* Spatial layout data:
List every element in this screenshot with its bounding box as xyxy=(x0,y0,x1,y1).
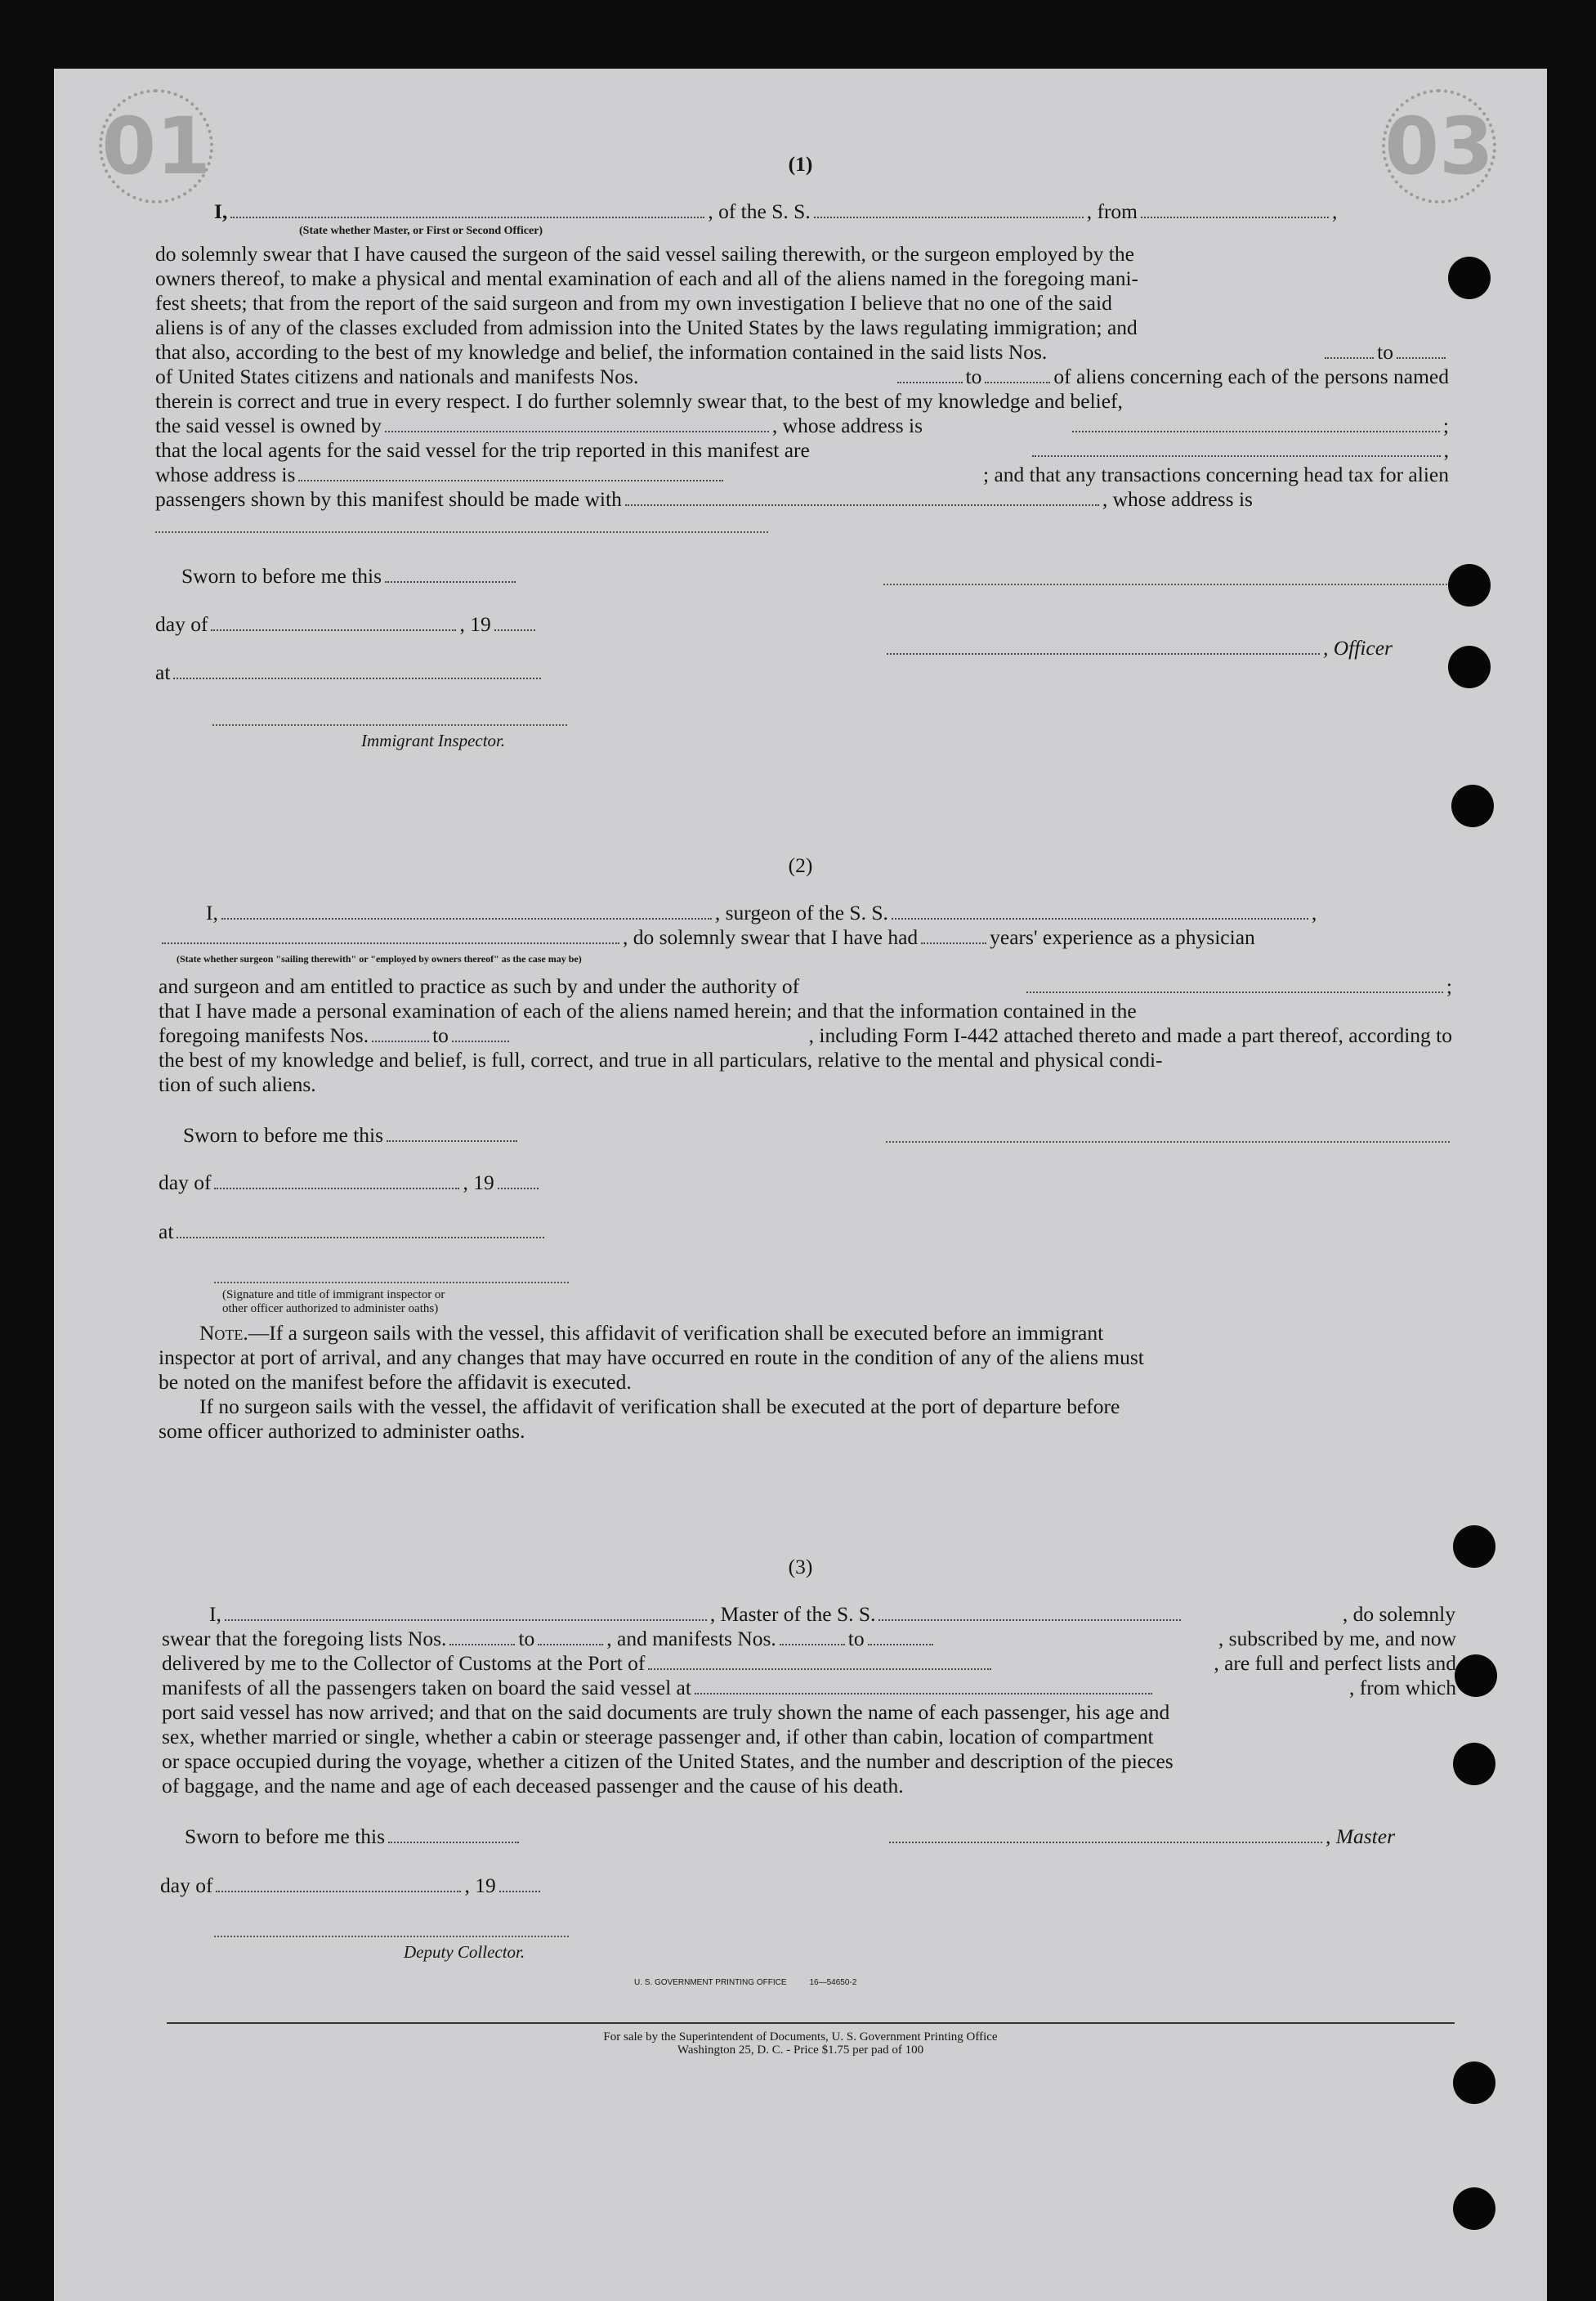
text-line: day of xyxy=(159,1171,212,1194)
section2-body xyxy=(159,974,1452,1097)
section1-l1-c: , from xyxy=(1086,199,1138,223)
text-line: fest sheets; that from the report of the said surgeon and from my own investigation I believe that no one of the said xyxy=(155,291,1112,315)
punch-hole xyxy=(1455,1654,1497,1697)
section1-l1-d: , xyxy=(1332,199,1338,223)
section1-l1-b: , of the S. S. xyxy=(708,199,811,223)
section2-p3 xyxy=(159,1023,1452,1048)
s2-inspector-signature-line[interactable] xyxy=(214,1282,569,1283)
section1-line1 xyxy=(214,199,1444,224)
section2-number: (2) xyxy=(788,853,813,877)
section3-p1 xyxy=(162,1627,1456,1651)
text-line: , 19 xyxy=(463,1171,494,1194)
manifests-to-field[interactable] xyxy=(985,381,1050,383)
section2-p2 xyxy=(159,999,1452,1023)
s2-sworn-day-field[interactable] xyxy=(387,1139,517,1142)
s2-year-field[interactable] xyxy=(498,1187,539,1189)
section1-sworn xyxy=(181,564,519,589)
note-line3 xyxy=(159,1370,1453,1394)
text-line: port said vessel has now arrived; and that on the said documents are truly shown the name of each passenger, his age and xyxy=(162,1700,1170,1724)
section2-at xyxy=(159,1220,548,1244)
officer-signature-line[interactable] xyxy=(883,584,1447,585)
text-line: , are full and perfect lists and xyxy=(1214,1651,1456,1675)
officer-name-field[interactable] xyxy=(230,216,704,218)
section3-collector: Deputy Collector. xyxy=(404,1942,525,1962)
footer-sale1: For sale by the Superintendent of Documents, U. S. Government Printing Office xyxy=(603,2030,998,2044)
text-line: , subscribed by me, and now xyxy=(1218,1627,1456,1650)
text-line: years' experience as a physician xyxy=(990,925,1255,949)
section2-line2 xyxy=(159,925,1447,950)
punch-hole xyxy=(1448,257,1491,299)
text-line: swear that the foregoing lists Nos. xyxy=(162,1627,447,1650)
section1-p4 xyxy=(155,316,1449,340)
note-line5 xyxy=(159,1419,1453,1444)
text-line: , including Form I-442 attached thereto and made a part thereof, according to xyxy=(808,1023,1452,1047)
text-line: at xyxy=(159,1220,174,1243)
text-line: sex, whether married or single, whether a cabin or steerage passenger and, if other than cabin, location of compartment xyxy=(162,1725,1154,1748)
section1-p3 xyxy=(155,291,1449,316)
officer-title-field[interactable] xyxy=(887,652,1320,655)
section1-officer-row xyxy=(883,636,1393,660)
headtax-field[interactable] xyxy=(625,504,1099,506)
section3-body xyxy=(162,1627,1456,1798)
headtax-address-line[interactable] xyxy=(155,531,768,533)
surgeon-status-field[interactable] xyxy=(162,942,619,944)
text-line: —If a surgeon sails with the vessel, this affidavit of verification shall be executed before an immigrant xyxy=(248,1321,1104,1345)
section1-at xyxy=(155,660,544,685)
s3-manifests-from-field[interactable] xyxy=(780,1643,845,1645)
surgeon-name-field[interactable] xyxy=(221,917,712,920)
text-line: day of xyxy=(155,612,208,636)
gpo-text: U. S. GOVERNMENT PRINTING OFFICE xyxy=(634,1978,787,1987)
punch-hole xyxy=(1448,646,1491,688)
boarding-port-field[interactable] xyxy=(695,1692,1152,1694)
section2-p5 xyxy=(159,1072,1452,1097)
text-line: of aliens concerning each of the persons named xyxy=(1053,365,1449,388)
section1-p10 xyxy=(155,463,1449,487)
text-line: aliens is of any of the classes excluded from admission into the United States by the laws regulating immigration; and xyxy=(155,316,1138,339)
text-line: ; and that any transactions concerning head tax for alien xyxy=(983,463,1449,486)
text-line: , from which xyxy=(1348,1676,1456,1699)
day-of-field[interactable] xyxy=(211,629,456,631)
s2-day-of-field[interactable] xyxy=(214,1187,459,1189)
text-line: of United States citizens and nationals and manifests Nos. xyxy=(155,365,639,388)
section3-p7 xyxy=(162,1774,1456,1798)
master-name-field[interactable] xyxy=(225,1618,707,1621)
section3-p2 xyxy=(162,1651,1456,1676)
text-line: ; xyxy=(1446,974,1452,998)
s3-sworn-day-field[interactable] xyxy=(388,1841,519,1843)
section2-line1 xyxy=(206,901,1444,925)
text-line: If no surgeon sails with the vessel, the affidavit of verification shall be executed at the port of departure before xyxy=(199,1394,1120,1418)
text-line: , whose address is xyxy=(1102,487,1253,511)
text-line: the best of my knowledge and belief, is full, correct, and true in all particulars, relative to the mental and physical condi- xyxy=(159,1048,1163,1072)
s2-at-place-field[interactable] xyxy=(177,1236,544,1238)
section1-p9 xyxy=(155,438,1449,463)
year-field[interactable] xyxy=(494,629,535,631)
s3-year-field[interactable] xyxy=(499,1890,540,1892)
s3-day-of-field[interactable] xyxy=(216,1890,461,1892)
text-line: , whose address is xyxy=(771,414,923,437)
text-line: Sworn to before me this xyxy=(185,1824,386,1848)
section2-sig1: (Signature and title of immigrant inspector or xyxy=(222,1288,445,1301)
collector-signature-line[interactable] xyxy=(214,1936,569,1937)
text-line: to xyxy=(1377,340,1393,364)
text-line: , xyxy=(1311,901,1317,924)
lists-from-field[interactable] xyxy=(1325,356,1374,359)
section3-p6 xyxy=(162,1749,1456,1774)
section1-l1-a: I, xyxy=(214,199,228,223)
at-place-field[interactable] xyxy=(173,677,541,679)
text-line: whose address is xyxy=(155,463,296,486)
text-line: , 19 xyxy=(459,612,491,636)
text-line: of baggage, and the name and age of each deceased passenger and the cause of his death. xyxy=(162,1774,904,1797)
inspector-signature-line[interactable] xyxy=(212,724,567,726)
section3-p5 xyxy=(162,1725,1456,1749)
customs-port-field[interactable] xyxy=(648,1668,991,1670)
stamp-left xyxy=(99,89,213,204)
note-line1 xyxy=(159,1321,1453,1345)
text-line: to xyxy=(965,365,982,388)
form-page xyxy=(54,69,1547,2301)
text-line: I, xyxy=(209,1602,221,1626)
note-line4 xyxy=(159,1394,1453,1419)
text-line: , Officer xyxy=(1323,636,1393,660)
stamp-left-text: 01 xyxy=(101,101,211,192)
lists-to-field[interactable] xyxy=(1397,356,1446,359)
text-line: , do solemnly xyxy=(1342,1602,1455,1626)
section2-sworn xyxy=(183,1123,521,1148)
note-lead: Note. xyxy=(199,1321,248,1345)
text-line: I, xyxy=(206,901,218,924)
section1-number: (1) xyxy=(788,152,813,176)
agents-address-field[interactable] xyxy=(298,479,723,481)
punch-hole xyxy=(1453,2061,1495,2104)
text-line: do solemnly swear that I have caused the surgeon of the said vessel sailing therewith, or the surgeon employed by the xyxy=(155,242,1134,266)
text-line: Sworn to before me this xyxy=(183,1123,384,1147)
stamp-right-text: 03 xyxy=(1384,101,1494,192)
punch-hole xyxy=(1453,1743,1495,1785)
vessel-name-field[interactable] xyxy=(814,216,1084,218)
text-line: that I have made a personal examination of each of the aliens named herein; and that the information contained in the xyxy=(159,999,1137,1023)
manifests-from-field[interactable] xyxy=(897,381,963,383)
section1-p11 xyxy=(155,487,1449,512)
owner-address-field[interactable] xyxy=(1072,430,1440,432)
s2-manifest-to-field[interactable] xyxy=(452,1040,509,1042)
text-line: day of xyxy=(160,1873,213,1897)
section1-p5 xyxy=(155,340,1449,365)
section3-line1 xyxy=(209,1602,1455,1627)
section1-p8 xyxy=(155,414,1449,438)
footer-rule xyxy=(167,2022,1455,2024)
section2-p1 xyxy=(159,974,1452,999)
text-line: , Master of the S. S. xyxy=(709,1602,876,1626)
text-line: foregoing manifests Nos. xyxy=(159,1023,369,1047)
text-line: that the local agents for the said vessel for the trip reported in this manifest are xyxy=(155,438,810,462)
surgeon-vessel-field[interactable] xyxy=(892,917,1308,920)
text-line: be noted on the manifest before the affidavit is executed. xyxy=(159,1370,632,1394)
text-line: , xyxy=(1443,438,1449,462)
text-line: , do solemnly swear that I have had xyxy=(623,925,919,949)
text-line: manifests of all the passengers taken on board the said vessel at xyxy=(162,1676,691,1699)
s3-lists-to-field[interactable] xyxy=(538,1643,603,1645)
surgeon-signature-line[interactable] xyxy=(886,1141,1450,1143)
text-line: delivered by me to the Collector of Customs at the Port of xyxy=(162,1651,646,1675)
section2-note xyxy=(159,1321,1453,1444)
authority-field[interactable] xyxy=(1026,991,1443,993)
punch-hole xyxy=(1448,564,1491,607)
punch-hole xyxy=(1451,785,1494,827)
from-port-field[interactable] xyxy=(1141,216,1329,218)
section1-p1 xyxy=(155,242,1449,266)
section3-p4 xyxy=(162,1700,1456,1725)
note-line2 xyxy=(159,1345,1453,1370)
section3-p3 xyxy=(162,1676,1456,1700)
section1-p2 xyxy=(155,266,1449,291)
text-line: Sworn to before me this xyxy=(181,564,382,588)
text-line: the said vessel is owned by xyxy=(155,414,382,437)
section1-body xyxy=(155,242,1449,512)
text-line: at xyxy=(155,660,171,684)
text-line: ; xyxy=(1442,414,1449,437)
section1-p6 xyxy=(155,365,1449,389)
section2-sig2: other officer authorized to administer oaths) xyxy=(222,1302,439,1315)
section2-status-note: (State whether surgeon "sailing therewith" or "employed by owners thereof" as the case may be) xyxy=(177,953,582,965)
text-line: , 19 xyxy=(464,1873,496,1897)
section2-day xyxy=(159,1171,542,1195)
text-line: or space occupied during the voyage, whether a citizen of the United States, and the number and description of the pieces xyxy=(162,1749,1174,1773)
text-line: , and manifests Nos. xyxy=(606,1627,776,1650)
text-line: some officer authorized to administer oaths. xyxy=(159,1419,525,1443)
stamp-right xyxy=(1382,89,1496,204)
s2-manifest-from-field[interactable] xyxy=(372,1040,429,1042)
section2-p4 xyxy=(159,1048,1452,1072)
owner-field[interactable] xyxy=(385,430,769,432)
master-signature-field[interactable] xyxy=(889,1841,1322,1843)
footer-sale2: Washington 25, D. C. - Price $1.75 per pad of 100 xyxy=(677,2044,924,2057)
footer-gpo xyxy=(634,1978,856,1988)
s3-manifests-to-field[interactable] xyxy=(868,1643,933,1645)
text-line: that also, according to the best of my knowledge and belief, the information contained in the said lists Nos. xyxy=(155,340,1048,364)
text-line: tion of such aliens. xyxy=(159,1072,316,1096)
text-line: , surgeon of the S. S. xyxy=(714,901,888,924)
section1-day xyxy=(155,612,539,637)
text-line: inspector at port of arrival, and any changes that may have occurred en route in the condition of any of the aliens must xyxy=(159,1345,1144,1369)
section3-sworn xyxy=(185,1824,522,1849)
text-line: , Master xyxy=(1326,1824,1395,1848)
text-line: and surgeon and am entitled to practice as such by and under the authority of xyxy=(159,974,800,998)
text-line: passengers shown by this manifest should be made with xyxy=(155,487,622,511)
text-line: owners thereof, to make a physical and mental examination of each and all of the aliens named in the foregoing mani- xyxy=(155,266,1139,290)
section3-number: (3) xyxy=(788,1555,813,1578)
text-line: therein is correct and true in every respect. I do further solemnly swear that, to the best of my knowledge and belief, xyxy=(155,389,1123,413)
sworn-day-field[interactable] xyxy=(385,580,516,583)
agents-field[interactable] xyxy=(1032,454,1441,457)
section1-officer-note: (State whether Master, or First or Second Officer) xyxy=(299,225,543,237)
section1-p7 xyxy=(155,389,1449,414)
s3-lists-from-field[interactable] xyxy=(449,1643,515,1645)
text-line: to xyxy=(518,1627,535,1650)
master-vessel-field[interactable] xyxy=(878,1618,1181,1621)
section3-master-row xyxy=(886,1824,1395,1849)
section3-day xyxy=(160,1873,543,1898)
section1-inspector: Immigrant Inspector. xyxy=(361,731,506,750)
text-line: to xyxy=(432,1023,449,1047)
form-code: 16—54650-2 xyxy=(809,1978,857,1987)
text-line: to xyxy=(847,1627,865,1650)
punch-hole xyxy=(1453,2187,1495,2230)
years-field[interactable] xyxy=(921,942,986,944)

* Problem requirements:
Echo the entries starting at the line that contains "text-line: day of xyxy=(159,1171,212,1194)" and ending with the line that contains "footer-sale1: For sale", both included.

* Solution below:
text-line: day of xyxy=(159,1171,212,1194)
section2-body xyxy=(159,974,1452,1097)
section1-l1-c: , from xyxy=(1086,199,1138,223)
text-line: fest sheets; that from the report of the said surgeon and from my own investigation I believe that no one of the said xyxy=(155,291,1112,315)
punch-hole xyxy=(1455,1654,1497,1697)
section1-l1-d: , xyxy=(1332,199,1338,223)
section1-l1-b: , of the S. S. xyxy=(708,199,811,223)
section2-p3 xyxy=(159,1023,1452,1048)
s2-inspector-signature-line[interactable] xyxy=(214,1282,569,1283)
section1-line1 xyxy=(214,199,1444,224)
section2-number: (2) xyxy=(788,853,813,877)
section3-p1 xyxy=(162,1627,1456,1651)
text-line: , 19 xyxy=(463,1171,494,1194)
manifests-to-field[interactable] xyxy=(985,381,1050,383)
section2-p2 xyxy=(159,999,1452,1023)
s2-sworn-day-field[interactable] xyxy=(387,1139,517,1142)
s2-year-field[interactable] xyxy=(498,1187,539,1189)
section1-sworn xyxy=(181,564,519,589)
note-line3 xyxy=(159,1370,1453,1394)
text-line: port said vessel has now arrived; and that on the said documents are truly shown the name of each passenger, his age and xyxy=(162,1700,1170,1724)
section2-at xyxy=(159,1220,548,1244)
officer-signature-line[interactable] xyxy=(883,584,1447,585)
text-line: , are full and perfect lists and xyxy=(1214,1651,1456,1675)
officer-name-field[interactable] xyxy=(230,216,704,218)
section3-collector: Deputy Collector. xyxy=(404,1942,525,1962)
footer-sale1: For sale by the Superintendent of Documents, U. S. Government Printing Office xyxy=(603,2030,998,2044)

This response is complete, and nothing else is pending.